What you need to do »
A) Copy the October feast days text word for word, starting at "- Dream of the" and going up to and including "the next generation.".
B) Using the October feast days text, answer each question:
(i) Who is named as the unofficial patron saint of pregnant mothers?
(ii) In which encyclical did Saint John Paul II write about the culture of life?
(iii) What age is given for the Miracle of Life Coloring & Activity Book?

Source text »

October 4 – Saint Francis of Assisi, who gave up all of his riches to follow Christ, is well known for his dedication to the poor. While we may not all be called to give up every material possession we have, we are all called to help those less fortunate than we. On this feast day, consider volunteering at a food pantry or at a pregnancy care center. You could also use the day to purchase items for mothers in need and deliver them to your local pregnancy center. For additional ideas on how to celebrate the feast of Saint Francis, visit ShowerofRoses.blogspot.com. For feasting ideas, visit CatholicCuisine.blogspot.com. Younger students will enjoy this Saint Francis coloring page by Charlotte from WaltzingM.com.
October 5 – Saint Faustina Kowalska brought the message of Christ’s divine mercy to the world. Mercy plays an integral role in the culture of life, welcoming and healing the women and men who have been wounded by abortion. Today, pray for those who are suffering and in need of healing after abortion—especially those whose hearts have been hardened to the mercy of Christ. Pray also for the conversion of those who are pro-abortion. For feasting ideas, visit CatholicCuisine.blogspot.com.
October 16 – Saint Gerard Majella is the unofficial patron saint of pregnant mothers. Read the story of the incredible life of Saint Gerard, stories of miracles from his intercession, and novena prayers here. Take some time today to pray for all mothers who are pregnant—especially those who face difficult or challenging pregnancies.
October 22 – Saint John Paul II wrote about the culture of life in the encyclical Evangelium Vitae. This Polish pope worked tirelessly to protect and defend the preborn, the sick, the weak, and all those who are suffering. Younger students will enjoy this free coloring page of Saint John Paul II. For feasting ideas, visit CatholicCuisine.blogspot.com.
For other ideas of how to celebrate the saints in the month of October, visit Showerofroses.blogspot.com.
Enhance your curriculum
Give your children the intellectual and academic foundation they need to be effective communicators of the culture of life with educational supplements from the Culture of Life Studies Program:
- Miracle of Life Coloring & Activity Book (age 3+) is the only professionally produced pro-life coloring book available in which children can learn about the beauty of family life and human development as they have fun coloring.
- Life Is Precious (K-2) is a resource for parents and their children which illustrates the basic facts of human development in the womb using scientifically accurate yet kid-friendly coloring pages and traditionally published picture books.
- Life Is Precious School Edition (K-2) is a resource for teachers. LikeLife Is Precious, the school edition illustrates the basic facts of human development in the womb, but simplifies the crafts and activities for classroom use.
- Euthanasia: An Introduction (high school) examines the complex topic of euthanasia by peeling back the layers of rhetoric to let students see what is really at the heart of end-of-life issues.
- La Culture de La Vie: Teaching the Culture of Life in French Class(high school) explores the culture of life in francophone countries and gives high school students the vocabulary they need to express their pro-life beliefs in French.
- Dream of the Rood: Discovering the Culture of Life in Medieval English Poetry (high school) discusses an early Christian poem and helps students peel back the layers of imagery, language, and symbolism to reveal a message about the sacredness of all human beings present in medieval literature.
- Who Was the Real Margaret Sanger? (high school) introduces students to the infamous founder of Planned Parenthood and how she got Americans to accept birth control. Students then learn what they can do to undo Sanger’s influence in society.
Make October a month of celebrating the gift of life and focus on the threats against life. Together, we can defeat the culture of death, but only with constant vigilance and prayer and by building a culture of life for the next generation.

Data provided »
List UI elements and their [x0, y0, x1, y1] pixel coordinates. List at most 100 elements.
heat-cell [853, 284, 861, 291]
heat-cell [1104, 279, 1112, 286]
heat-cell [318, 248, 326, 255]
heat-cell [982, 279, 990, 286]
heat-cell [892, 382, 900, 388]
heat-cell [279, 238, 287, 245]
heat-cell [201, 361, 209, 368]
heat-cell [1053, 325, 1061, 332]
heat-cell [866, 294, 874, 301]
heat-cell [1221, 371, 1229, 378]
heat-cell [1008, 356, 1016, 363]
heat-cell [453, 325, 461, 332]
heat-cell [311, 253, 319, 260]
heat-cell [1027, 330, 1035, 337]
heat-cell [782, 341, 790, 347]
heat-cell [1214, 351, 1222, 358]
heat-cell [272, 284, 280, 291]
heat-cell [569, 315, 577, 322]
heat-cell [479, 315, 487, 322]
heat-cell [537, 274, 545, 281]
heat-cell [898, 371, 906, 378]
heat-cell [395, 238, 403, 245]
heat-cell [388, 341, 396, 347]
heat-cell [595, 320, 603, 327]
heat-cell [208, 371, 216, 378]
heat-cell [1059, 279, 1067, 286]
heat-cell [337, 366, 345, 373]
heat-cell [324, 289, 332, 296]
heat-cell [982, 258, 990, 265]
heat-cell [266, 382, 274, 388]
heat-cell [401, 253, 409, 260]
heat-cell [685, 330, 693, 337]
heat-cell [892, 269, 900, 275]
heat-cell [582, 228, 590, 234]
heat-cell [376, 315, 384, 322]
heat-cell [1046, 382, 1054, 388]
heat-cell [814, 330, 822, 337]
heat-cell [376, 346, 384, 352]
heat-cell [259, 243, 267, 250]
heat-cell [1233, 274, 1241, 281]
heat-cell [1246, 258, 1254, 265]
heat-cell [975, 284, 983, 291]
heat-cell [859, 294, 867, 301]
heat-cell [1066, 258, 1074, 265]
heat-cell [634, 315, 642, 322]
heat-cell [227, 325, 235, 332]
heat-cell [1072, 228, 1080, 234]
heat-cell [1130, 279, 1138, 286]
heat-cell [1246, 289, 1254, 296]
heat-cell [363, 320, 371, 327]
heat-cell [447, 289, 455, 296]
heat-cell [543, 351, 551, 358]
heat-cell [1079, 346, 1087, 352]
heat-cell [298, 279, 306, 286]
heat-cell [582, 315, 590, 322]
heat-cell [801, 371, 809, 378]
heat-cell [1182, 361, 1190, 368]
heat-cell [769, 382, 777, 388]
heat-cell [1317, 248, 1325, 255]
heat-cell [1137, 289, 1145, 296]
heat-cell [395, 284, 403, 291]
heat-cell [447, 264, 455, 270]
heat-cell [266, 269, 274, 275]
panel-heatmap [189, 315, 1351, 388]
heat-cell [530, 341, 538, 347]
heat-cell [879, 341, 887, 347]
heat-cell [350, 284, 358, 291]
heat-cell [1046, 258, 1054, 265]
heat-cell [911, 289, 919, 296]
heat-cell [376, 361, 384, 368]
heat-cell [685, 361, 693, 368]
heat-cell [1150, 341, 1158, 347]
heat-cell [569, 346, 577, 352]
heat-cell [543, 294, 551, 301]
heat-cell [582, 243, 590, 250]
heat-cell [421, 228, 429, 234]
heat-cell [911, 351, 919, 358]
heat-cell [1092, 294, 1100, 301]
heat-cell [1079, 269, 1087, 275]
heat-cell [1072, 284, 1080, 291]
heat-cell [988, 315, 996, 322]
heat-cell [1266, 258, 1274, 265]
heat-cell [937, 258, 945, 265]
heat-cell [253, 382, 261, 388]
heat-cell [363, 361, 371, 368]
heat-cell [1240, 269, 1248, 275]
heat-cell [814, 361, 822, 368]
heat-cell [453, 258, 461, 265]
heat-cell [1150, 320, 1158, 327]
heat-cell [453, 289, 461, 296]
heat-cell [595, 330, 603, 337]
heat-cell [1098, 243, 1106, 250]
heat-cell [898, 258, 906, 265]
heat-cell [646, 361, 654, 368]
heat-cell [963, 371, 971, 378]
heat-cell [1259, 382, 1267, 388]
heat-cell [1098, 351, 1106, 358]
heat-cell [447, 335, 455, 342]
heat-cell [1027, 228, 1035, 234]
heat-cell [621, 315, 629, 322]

Answers for the tasks »
A)
- Dream of the Rood: Discovering the Culture of Life in Medieval English Poetry (high school) discusses an early Christian poem and helps students peel back the layers of imagery, language, and symbolism to reveal a message about the sacredness of all human beings present in medieval literature.
- Who Was the Real Margaret Sanger? (high school) introduces students to the infamous founder of Planned Parenthood and how she got Americans to accept birth control. Students then learn what they can do to undo Sanger’s influence in society.
Make October a month of celebrating the gift of life and focus on the threats against life. Together, we can defeat the culture of death, but only with constant vigilance and prayer and by building a culture of life for the next generation.

B)
(i) Saint Gerard Majella
(ii) Evangelium Vitae
(iii) Age 3+